[Chart and figure data]
+---+

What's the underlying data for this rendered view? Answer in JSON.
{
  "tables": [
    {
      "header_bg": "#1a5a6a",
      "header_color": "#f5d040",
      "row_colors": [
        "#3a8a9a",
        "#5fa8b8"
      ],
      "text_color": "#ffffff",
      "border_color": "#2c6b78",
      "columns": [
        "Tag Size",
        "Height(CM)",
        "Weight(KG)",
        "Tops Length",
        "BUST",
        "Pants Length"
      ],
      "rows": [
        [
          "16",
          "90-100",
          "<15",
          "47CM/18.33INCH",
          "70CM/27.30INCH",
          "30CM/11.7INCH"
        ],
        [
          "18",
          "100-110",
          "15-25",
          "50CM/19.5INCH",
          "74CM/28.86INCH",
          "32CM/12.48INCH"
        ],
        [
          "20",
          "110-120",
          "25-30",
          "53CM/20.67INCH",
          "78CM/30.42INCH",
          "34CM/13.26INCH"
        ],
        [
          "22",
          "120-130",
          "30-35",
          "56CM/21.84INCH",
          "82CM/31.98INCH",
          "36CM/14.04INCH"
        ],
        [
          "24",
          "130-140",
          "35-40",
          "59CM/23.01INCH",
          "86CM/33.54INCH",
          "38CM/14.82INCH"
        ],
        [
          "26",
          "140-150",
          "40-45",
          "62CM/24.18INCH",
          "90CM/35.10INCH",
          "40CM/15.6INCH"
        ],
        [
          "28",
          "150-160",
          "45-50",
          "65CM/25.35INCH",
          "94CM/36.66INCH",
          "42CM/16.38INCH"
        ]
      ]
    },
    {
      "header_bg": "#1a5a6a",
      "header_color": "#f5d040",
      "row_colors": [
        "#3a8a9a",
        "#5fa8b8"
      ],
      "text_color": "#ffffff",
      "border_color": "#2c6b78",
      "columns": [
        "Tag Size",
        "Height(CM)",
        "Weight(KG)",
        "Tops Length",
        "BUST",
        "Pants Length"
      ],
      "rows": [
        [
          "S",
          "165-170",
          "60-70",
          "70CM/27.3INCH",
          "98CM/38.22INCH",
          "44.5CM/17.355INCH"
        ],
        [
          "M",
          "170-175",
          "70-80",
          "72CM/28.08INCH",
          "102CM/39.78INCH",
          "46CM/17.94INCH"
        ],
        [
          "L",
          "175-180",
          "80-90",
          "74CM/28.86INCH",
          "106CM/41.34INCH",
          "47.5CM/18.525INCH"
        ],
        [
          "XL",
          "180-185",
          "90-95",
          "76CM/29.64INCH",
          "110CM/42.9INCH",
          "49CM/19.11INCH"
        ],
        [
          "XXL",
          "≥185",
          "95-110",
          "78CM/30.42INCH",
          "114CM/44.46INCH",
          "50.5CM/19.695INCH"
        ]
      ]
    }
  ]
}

+---+

# [PROBLEM]
Return all of the entries exactly as written.

# [EXERCISE SOLUTION]
What's the underlying data for this rendered view? Answer in JSON.
{
  "tables": [
    {
      "header_bg": "#1a5a6a",
      "header_color": "#f5d040",
      "row_colors": [
        "#3a8a9a",
        "#5fa8b8"
      ],
      "text_color": "#ffffff",
      "border_color": "#2c6b78",
      "columns": [
        "Tag Size",
        "Height(CM)",
        "Weight(KG)",
        "Tops Length",
        "BUST",
        "Pants Length"
      ],
      "rows": [
        [
          "16",
          "90-100",
          "<15",
          "47CM/18.33INCH",
          "70CM/27.30INCH",
          "30CM/11.7INCH"
        ],
        [
          "18",
          "100-110",
          "15-25",
          "50CM/19.5INCH",
          "74CM/28.86INCH",
          "32CM/12.48INCH"
        ],
        [
          "20",
          "110-120",
          "25-30",
          "53CM/20.67INCH",
          "78CM/30.42INCH",
          "34CM/13.26INCH"
        ],
        [
          "22",
          "120-130",
          "30-35",
          "56CM/21.84INCH",
          "82CM/31.98INCH",
          "36CM/14.04INCH"
        ],
        [
          "24",
          "130-140",
          "35-40",
          "59CM/23.01INCH",
          "86CM/33.54INCH",
          "38CM/14.82INCH"
        ],
        [
          "26",
          "140-150",
          "40-45",
          "62CM/24.18INCH",
          "90CM/35.10INCH",
          "40CM/15.6INCH"
        ],
        [
          "28",
          "150-160",
          "45-50",
          "65CM/25.35INCH",
          "94CM/36.66INCH",
          "42CM/16.38INCH"
        ]
      ]
    },
    {
      "header_bg": "#1a5a6a",
      "header_color": "#f5d040",
      "row_colors": [
        "#3a8a9a",
        "#5fa8b8"
      ],
      "text_color": "#ffffff",
      "border_color": "#2c6b78",
      "columns": [
        "Tag Size",
        "Height(CM)",
        "Weight(KG)",
        "Tops Length",
        "BUST",
        "Pants Length"
      ],
      "rows": [
        [
          "S",
          "165-170",
          "60-70",
          "70CM/27.3INCH",
          "98CM/38.22INCH",
          "44.5CM/17.355INCH"
        ],
        [
          "M",
          "170-175",
          "70-80",
          "72CM/28.08INCH",
          "102CM/39.78INCH",
          "46CM/17.94INCH"
        ],
        [
          "L",
          "175-180",
          "80-90",
          "74CM/28.86INCH",
          "106CM/41.34INCH",
          "47.5CM/18.525INCH"
        ],
        [
          "XL",
          "180-185",
          "90-95",
          "76CM/29.64INCH",
          "110CM/42.9INCH",
          "49CM/19.11INCH"
        ],
        [
          "XXL",
          "≥185",
          "95-110",
          "78CM/30.42INCH",
          "114CM/44.46INCH",
          "50.5CM/19.695INCH"
        ]
      ]
    }
  ]
}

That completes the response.